In this post, I will talk about some technologies that I used to build an open-source data lake for a project I worked on.
The main approach of this project was to use the minimun code effort to build a LakeHouse, to reach it I used hudi deltastreamer to the extract data from sources, dbt/spark to transform the data and Trino to query the Lakehouse and as a data store we use S3 but you can use MinIO to be "full" open source.
All the code for this project is at the following link:
What is a lakehouse?
The lakehouse architecture seeks to combine the benefits of both approaches by bringing together the data lake and data warehouse concepts into a unified platform. It enables organizations to have a single, cohesive system that provides: unified storage, schema enforcement, data processing frameworks, time travel and versioning.
The Hive Metastore stores and manages metadata information about Hive tables and their schemas, including the table names, column names, data types, partitioning information, and storage location. It acts as a catalog or directory for Hive, allowing users to query and analyze data without having to worry about the underlying storage details.
Apache Spark Thrift Server
The Thrift Server allows external applications to connect to a Spark cluster and submit SQL queries or execute Spark SQL statements programmatically. It acts as an intermediary layer between client applications and the Spark cluster, providing a standardized interface for query execution and result retrieval.
It's an open-source data management framework that provides efficient and scalable data storage and processing capabilities. It has key features like upserts and incremental inserts, data atomization, ACID transactions, schema evolution and query optimizations.
DBT (data build tool)
===
→ **Stated goal 1**
In the lakehouse post, what lets the Hive Metastore spare users from worrying about the underlying storage details when they query data?
→ **Stated goal 2**
Please show every line of the rows that contains the string "daily", treating case as significant.
===
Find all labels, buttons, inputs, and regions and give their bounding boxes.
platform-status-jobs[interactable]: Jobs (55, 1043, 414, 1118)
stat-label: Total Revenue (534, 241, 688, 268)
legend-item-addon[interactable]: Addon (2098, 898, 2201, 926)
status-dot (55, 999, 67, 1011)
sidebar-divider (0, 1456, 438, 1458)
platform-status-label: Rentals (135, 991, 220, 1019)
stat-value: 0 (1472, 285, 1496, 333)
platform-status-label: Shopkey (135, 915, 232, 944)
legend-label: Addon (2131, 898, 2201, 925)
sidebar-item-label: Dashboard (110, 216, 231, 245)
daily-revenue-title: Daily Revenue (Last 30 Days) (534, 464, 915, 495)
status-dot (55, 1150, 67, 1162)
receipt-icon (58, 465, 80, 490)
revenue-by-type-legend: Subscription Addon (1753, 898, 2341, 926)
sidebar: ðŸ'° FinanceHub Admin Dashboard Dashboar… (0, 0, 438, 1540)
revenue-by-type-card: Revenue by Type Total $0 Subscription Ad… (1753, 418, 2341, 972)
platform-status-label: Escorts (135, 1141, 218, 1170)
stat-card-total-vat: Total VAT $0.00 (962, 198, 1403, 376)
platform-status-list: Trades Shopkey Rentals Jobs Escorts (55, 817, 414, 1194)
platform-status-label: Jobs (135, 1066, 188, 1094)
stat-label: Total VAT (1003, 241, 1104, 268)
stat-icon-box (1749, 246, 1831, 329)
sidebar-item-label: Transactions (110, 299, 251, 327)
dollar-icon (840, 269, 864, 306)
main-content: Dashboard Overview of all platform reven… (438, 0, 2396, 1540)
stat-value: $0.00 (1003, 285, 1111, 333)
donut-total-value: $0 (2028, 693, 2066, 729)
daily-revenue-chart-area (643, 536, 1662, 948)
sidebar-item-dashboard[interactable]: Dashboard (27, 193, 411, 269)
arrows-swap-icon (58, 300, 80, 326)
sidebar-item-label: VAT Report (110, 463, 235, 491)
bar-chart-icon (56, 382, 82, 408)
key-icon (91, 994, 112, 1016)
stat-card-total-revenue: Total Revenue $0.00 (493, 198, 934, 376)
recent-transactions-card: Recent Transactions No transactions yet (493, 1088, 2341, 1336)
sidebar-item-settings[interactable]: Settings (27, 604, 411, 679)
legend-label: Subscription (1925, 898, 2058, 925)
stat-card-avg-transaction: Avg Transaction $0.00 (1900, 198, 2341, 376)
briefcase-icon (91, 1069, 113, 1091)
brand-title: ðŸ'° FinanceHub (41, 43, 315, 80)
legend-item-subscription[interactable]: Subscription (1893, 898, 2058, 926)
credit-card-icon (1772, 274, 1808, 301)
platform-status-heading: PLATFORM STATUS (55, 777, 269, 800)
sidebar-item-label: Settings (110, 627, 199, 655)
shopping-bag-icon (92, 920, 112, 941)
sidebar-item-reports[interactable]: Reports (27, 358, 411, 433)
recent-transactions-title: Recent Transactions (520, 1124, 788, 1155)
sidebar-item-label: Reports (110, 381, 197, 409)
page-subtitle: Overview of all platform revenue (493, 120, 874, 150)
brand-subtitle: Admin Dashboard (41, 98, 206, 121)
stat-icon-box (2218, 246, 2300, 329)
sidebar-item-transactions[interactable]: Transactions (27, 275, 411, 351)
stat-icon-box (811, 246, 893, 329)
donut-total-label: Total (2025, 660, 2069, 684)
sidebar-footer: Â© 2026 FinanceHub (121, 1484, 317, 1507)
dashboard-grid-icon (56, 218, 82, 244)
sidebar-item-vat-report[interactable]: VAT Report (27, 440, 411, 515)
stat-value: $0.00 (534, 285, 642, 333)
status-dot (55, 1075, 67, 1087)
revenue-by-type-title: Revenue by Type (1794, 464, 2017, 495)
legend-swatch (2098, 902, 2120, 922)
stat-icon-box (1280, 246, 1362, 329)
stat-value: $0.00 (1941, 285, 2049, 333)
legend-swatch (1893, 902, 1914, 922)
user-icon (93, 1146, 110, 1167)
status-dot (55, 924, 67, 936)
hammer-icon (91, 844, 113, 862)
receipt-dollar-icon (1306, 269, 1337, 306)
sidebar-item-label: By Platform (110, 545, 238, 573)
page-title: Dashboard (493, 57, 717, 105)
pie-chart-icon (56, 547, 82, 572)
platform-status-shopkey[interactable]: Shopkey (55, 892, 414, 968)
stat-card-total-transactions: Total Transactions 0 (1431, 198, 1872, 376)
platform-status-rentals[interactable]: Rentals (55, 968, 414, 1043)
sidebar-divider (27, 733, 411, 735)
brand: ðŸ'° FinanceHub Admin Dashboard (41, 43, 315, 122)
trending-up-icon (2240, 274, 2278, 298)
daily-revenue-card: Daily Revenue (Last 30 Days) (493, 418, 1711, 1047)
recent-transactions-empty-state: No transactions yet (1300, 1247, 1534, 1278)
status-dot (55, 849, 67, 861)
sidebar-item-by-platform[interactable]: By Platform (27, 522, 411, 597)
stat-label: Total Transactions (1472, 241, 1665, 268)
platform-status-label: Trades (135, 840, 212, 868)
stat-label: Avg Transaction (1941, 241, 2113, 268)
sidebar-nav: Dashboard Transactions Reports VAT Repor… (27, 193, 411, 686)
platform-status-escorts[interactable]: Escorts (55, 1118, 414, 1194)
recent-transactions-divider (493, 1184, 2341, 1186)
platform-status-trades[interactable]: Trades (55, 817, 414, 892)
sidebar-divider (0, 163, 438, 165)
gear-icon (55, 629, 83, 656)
===
→ **Exercise answer 1**
The Hive Metastore stores and manages metadata about Hive tables and their schemas, including table names, column names, data types, partitioning information, and storage location. It therefore acts as a catalog or directory for Hive.

→ **Exercise answer 2**
daily-revenue-title: Daily Revenue (Last 30 Days) (534, 464, 915, 495)
daily-revenue-chart-area (643, 536, 1662, 948)
daily-revenue-card: Daily Revenue (Last 30 Days) (493, 418, 1711, 1047)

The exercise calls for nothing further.